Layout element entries
#####

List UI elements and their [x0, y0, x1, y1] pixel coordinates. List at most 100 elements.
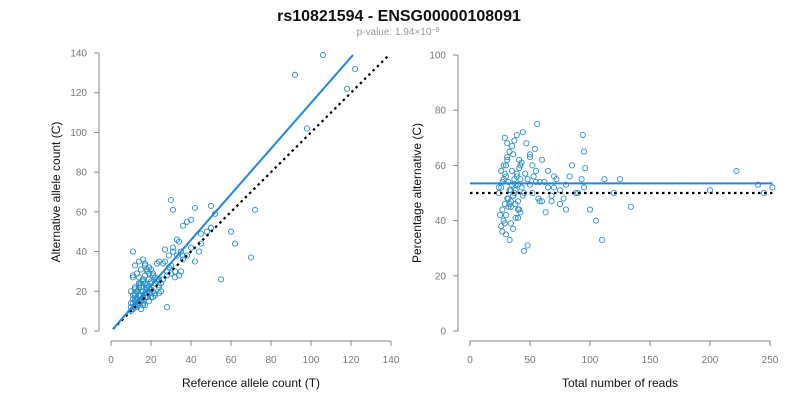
percent-y-tick-label: 60	[435, 161, 447, 172]
allele-data-point	[131, 296, 139, 303]
percent-data-point	[553, 176, 560, 183]
allele-data-point	[177, 268, 185, 275]
allele-reference-line	[112, 54, 390, 330]
percent-data-point	[532, 167, 540, 174]
percent-data-point	[499, 178, 506, 186]
percent-data-point	[532, 178, 540, 186]
percent-data-point	[507, 187, 514, 194]
allele-x-tick-label: 40	[185, 355, 197, 366]
percent-y-tick-label: 100	[429, 51, 446, 62]
percent-data-point	[580, 184, 588, 191]
allele-data-point	[163, 272, 171, 279]
allele-x-tick-label: 100	[303, 355, 320, 366]
percent-data-point	[514, 214, 522, 221]
percent-data-point	[498, 184, 505, 191]
percent-data-point	[516, 165, 523, 172]
percent-data-point	[504, 154, 511, 161]
percent-data-point	[627, 203, 634, 210]
percent-data-point	[592, 217, 600, 224]
percent-data-point	[526, 154, 534, 161]
allele-data-point	[251, 206, 259, 213]
percent-data-point	[523, 140, 530, 147]
allele-data-point	[131, 262, 139, 269]
allele-data-point	[175, 238, 183, 245]
percent-data-point	[598, 236, 606, 243]
percent-x-tick-label: 200	[702, 355, 719, 366]
percent-data-point	[566, 173, 573, 180]
percent-data-point	[538, 156, 546, 163]
percent-data-point	[505, 178, 512, 186]
percent-data-point	[582, 165, 589, 172]
percent-data-point	[501, 220, 508, 227]
allele-x-tick-label: 20	[145, 355, 157, 366]
allele-data-point	[207, 202, 215, 209]
allele-data-point	[169, 206, 177, 213]
allele-data-point	[145, 264, 153, 271]
percent-y-tick-label: 40	[435, 216, 447, 227]
p-value-exponent: −9	[431, 27, 439, 34]
allele-y-tick-label: 0	[81, 327, 87, 338]
allele-y-tick-label: 100	[70, 128, 87, 139]
allele-data-point	[247, 254, 255, 261]
percent-data-point	[524, 176, 531, 183]
allele-data-point	[231, 240, 239, 247]
allele-data-point	[217, 276, 225, 283]
percent-data-point	[502, 162, 510, 169]
percent-data-point	[556, 200, 564, 208]
allele-data-point	[163, 304, 171, 311]
allele-x-tick-label: 80	[265, 355, 277, 366]
percent-data-point	[616, 176, 624, 183]
allele-data-point	[137, 306, 145, 313]
allele-y-tick-label: 120	[70, 88, 87, 99]
percent-data-point	[506, 236, 513, 243]
percent-data-point	[754, 181, 762, 188]
allele-data-point	[179, 222, 187, 229]
percent-data-point	[530, 173, 537, 180]
percent-x-axis-label: Total number of reads	[562, 376, 678, 390]
allele-data-point	[149, 294, 157, 301]
allele-x-tick-label: 120	[343, 355, 360, 366]
percent-data-point	[500, 162, 507, 169]
percent-data-point	[610, 189, 618, 197]
percent-data-point	[550, 184, 558, 191]
percent-data-point	[505, 203, 512, 210]
allele-data-point	[179, 256, 187, 263]
percent-data-point	[510, 151, 517, 158]
allele-fit-line	[112, 54, 354, 330]
allele-data-point	[139, 278, 147, 285]
allele-data-point	[169, 248, 177, 255]
allele-data-point	[141, 302, 149, 309]
percent-data-point	[526, 181, 534, 188]
percent-data-point	[495, 184, 502, 191]
percent-data-point	[508, 167, 516, 174]
percent-data-point	[531, 145, 538, 152]
percent-data-point	[498, 223, 505, 230]
allele-data-point	[145, 270, 153, 277]
percent-data-point	[562, 206, 570, 213]
percent-data-point	[513, 131, 520, 139]
percent-data-point	[536, 178, 543, 186]
allele-data-point	[143, 282, 151, 289]
allele-data-point	[153, 260, 161, 267]
percent-data-point	[504, 156, 511, 163]
percent-y-tick-label: 0	[440, 327, 446, 338]
percent-data-point	[499, 206, 506, 213]
percent-data-point	[568, 162, 576, 169]
percent-data-point	[506, 148, 513, 155]
percent-data-point	[517, 209, 524, 216]
percent-x-tick-label: 150	[642, 355, 659, 366]
percent-data-point	[534, 120, 541, 128]
allele-data-point	[173, 252, 181, 259]
percent-data-point	[548, 198, 555, 205]
allele-y-tick-label: 80	[76, 168, 88, 179]
percent-data-point	[501, 134, 508, 141]
percent-data-point	[507, 220, 514, 227]
percent-data-point	[601, 176, 608, 183]
allele-data-point	[131, 290, 139, 297]
allele-x-tick-label: 60	[225, 355, 237, 366]
allele-data-point	[197, 230, 205, 237]
allele-data-point	[135, 274, 143, 281]
allele-x-tick-label: 140	[383, 355, 400, 366]
allele-data-point	[129, 248, 137, 255]
percent-data-point	[520, 189, 528, 197]
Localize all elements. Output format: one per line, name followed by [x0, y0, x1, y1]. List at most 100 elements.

#####

• _What you are asked to do_
Copy the material above line for line, without changing anything, and leave the pictures out.

• _Task output_
List UI elements and their [x0, y0, x1, y1] pixel coordinates. List at most 100 elements.
percent-y-tick-label: 60	[435, 161, 447, 172]
allele-data-point	[131, 296, 139, 303]
percent-data-point	[553, 176, 560, 183]
allele-data-point	[177, 268, 185, 275]
allele-reference-line	[112, 54, 390, 330]
percent-data-point	[532, 167, 540, 174]
percent-data-point	[499, 178, 506, 186]
percent-data-point	[532, 178, 540, 186]
percent-data-point	[507, 187, 514, 194]
allele-x-tick-label: 40	[185, 355, 197, 366]
percent-y-tick-label: 100	[429, 51, 446, 62]
percent-data-point	[580, 184, 588, 191]
allele-data-point	[163, 272, 171, 279]
allele-x-tick-label: 100	[303, 355, 320, 366]
percent-data-point	[514, 214, 522, 221]
percent-data-point	[498, 184, 505, 191]
percent-data-point	[516, 165, 523, 172]
percent-data-point	[504, 154, 511, 161]
percent-data-point	[627, 203, 634, 210]
percent-data-point	[592, 217, 600, 224]
percent-data-point	[526, 154, 534, 161]
allele-data-point	[251, 206, 259, 213]
percent-data-point	[523, 140, 530, 147]
allele-data-point	[131, 262, 139, 269]
allele-data-point	[175, 238, 183, 245]
percent-data-point	[598, 236, 606, 243]
percent-x-tick-label: 200	[702, 355, 719, 366]
percent-data-point	[566, 173, 573, 180]
percent-data-point	[538, 156, 546, 163]
percent-data-point	[505, 178, 512, 186]
percent-data-point	[582, 165, 589, 172]
percent-data-point	[501, 220, 508, 227]
allele-x-tick-label: 20	[145, 355, 157, 366]
allele-data-point	[207, 202, 215, 209]
allele-data-point	[169, 206, 177, 213]
allele-data-point	[145, 264, 153, 271]
percent-y-tick-label: 40	[435, 216, 447, 227]
p-value-exponent: −9	[431, 27, 439, 34]
allele-y-tick-label: 0	[81, 327, 87, 338]
allele-y-tick-label: 100	[70, 128, 87, 139]
allele-data-point	[247, 254, 255, 261]
percent-data-point	[524, 176, 531, 183]
allele-data-point	[231, 240, 239, 247]
allele-data-point	[217, 276, 225, 283]
percent-data-point	[502, 162, 510, 169]
percent-data-point	[556, 200, 564, 208]
allele-data-point	[163, 304, 171, 311]
allele-x-tick-label: 80	[265, 355, 277, 366]
percent-data-point	[616, 176, 624, 183]
allele-data-point	[137, 306, 145, 313]
allele-y-tick-label: 120	[70, 88, 87, 99]
percent-data-point	[506, 236, 513, 243]
percent-data-point	[754, 181, 762, 188]
allele-data-point	[179, 222, 187, 229]
percent-data-point	[530, 173, 537, 180]
percent-x-axis-label: Total number of reads	[562, 376, 678, 390]
allele-data-point	[149, 294, 157, 301]
allele-x-tick-label: 120	[343, 355, 360, 366]
percent-data-point	[500, 162, 507, 169]
percent-data-point	[610, 189, 618, 197]
percent-data-point	[550, 184, 558, 191]
percent-data-point	[505, 203, 512, 210]
allele-data-point	[179, 256, 187, 263]
percent-data-point	[510, 151, 517, 158]
allele-fit-line	[112, 54, 354, 330]
allele-data-point	[139, 278, 147, 285]
allele-data-point	[169, 248, 177, 255]
allele-data-point	[141, 302, 149, 309]
percent-data-point	[526, 181, 534, 188]
percent-data-point	[495, 184, 502, 191]
percent-data-point	[508, 167, 516, 174]
percent-data-point	[531, 145, 538, 152]
percent-data-point	[498, 223, 505, 230]
allele-data-point	[145, 270, 153, 277]
percent-data-point	[562, 206, 570, 213]
percent-data-point	[513, 131, 520, 139]
percent-data-point	[536, 178, 543, 186]
allele-data-point	[143, 282, 151, 289]
allele-data-point	[153, 260, 161, 267]
percent-data-point	[504, 156, 511, 163]
percent-y-tick-label: 0	[440, 327, 446, 338]
percent-data-point	[499, 206, 506, 213]
percent-data-point	[568, 162, 576, 169]
percent-data-point	[506, 148, 513, 155]
percent-data-point	[517, 209, 524, 216]
percent-x-tick-label: 150	[642, 355, 659, 366]
percent-data-point	[534, 120, 541, 128]
allele-data-point	[173, 252, 181, 259]
percent-data-point	[548, 198, 555, 205]
allele-y-tick-label: 80	[76, 168, 88, 179]
percent-data-point	[501, 134, 508, 141]
percent-data-point	[507, 220, 514, 227]
percent-data-point	[601, 176, 608, 183]
allele-data-point	[131, 290, 139, 297]
allele-x-tick-label: 60	[225, 355, 237, 366]
allele-data-point	[197, 230, 205, 237]
allele-data-point	[135, 274, 143, 281]
allele-x-tick-label: 140	[383, 355, 400, 366]
allele-data-point	[129, 248, 137, 255]
percent-data-point	[520, 189, 528, 197]
Localize all elements. Output format: one per line, name followed by [x0, y0, x1, y1]. List at most 100 elements.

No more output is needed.